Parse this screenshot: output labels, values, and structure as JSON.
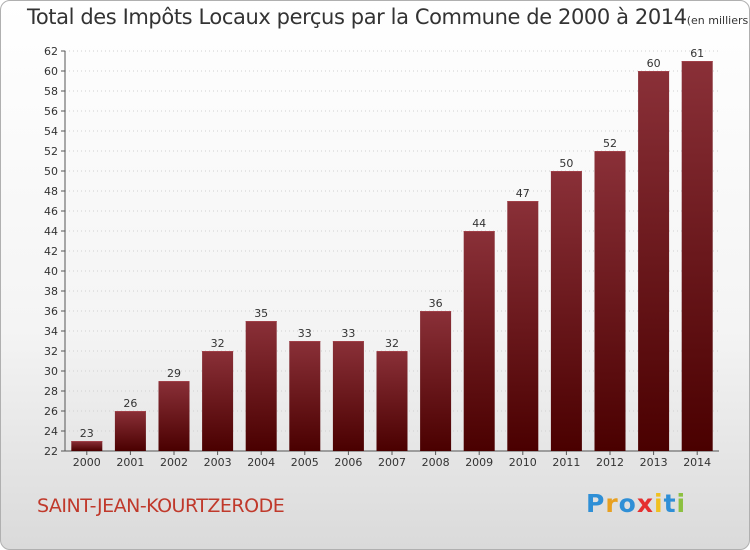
{
  "title": "Total des Impôts Locaux perçus par la Commune de 2000 à 2014",
  "title_unit": "(en milliers d'€)",
  "commune": "SAINT-JEAN-KOURTZERODE",
  "logo": {
    "letters": [
      "P",
      "r",
      "o",
      "x",
      "i",
      "t",
      "i"
    ],
    "colors": [
      "#2f8fd6",
      "#e8a020",
      "#2f8fd6",
      "#e53030",
      "#f0c020",
      "#2f8fd6",
      "#8cc040"
    ]
  },
  "colors": {
    "bar_top": "#8a3038",
    "bar_bottom": "#4a0000",
    "commune": "#c0392b"
  },
  "chart_data": {
    "type": "bar",
    "title": "Total des Impôts Locaux perçus par la Commune de 2000 à 2014",
    "categories": [
      "2000",
      "2001",
      "2002",
      "2003",
      "2004",
      "2005",
      "2006",
      "2007",
      "2008",
      "2009",
      "2010",
      "2011",
      "2012",
      "2013",
      "2014"
    ],
    "values": [
      23,
      26,
      29,
      32,
      35,
      33,
      33,
      32,
      36,
      44,
      47,
      50,
      52,
      60,
      61
    ],
    "ylim": [
      22,
      62
    ],
    "yticks": [
      22,
      24,
      26,
      28,
      30,
      32,
      34,
      36,
      38,
      40,
      42,
      44,
      46,
      48,
      50,
      52,
      54,
      56,
      58,
      60,
      62
    ],
    "grid": true,
    "data_labels": true
  }
}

Work to be completed: Display every line of the listing that contains the string "Total".

Answer for this exercise:
  "title": "Total des Impôts Locaux perçus par la Commune de 2000 à 2014",
    "title": "Total des Impôts Locaux perçus par la Commune de 2000 à 2014",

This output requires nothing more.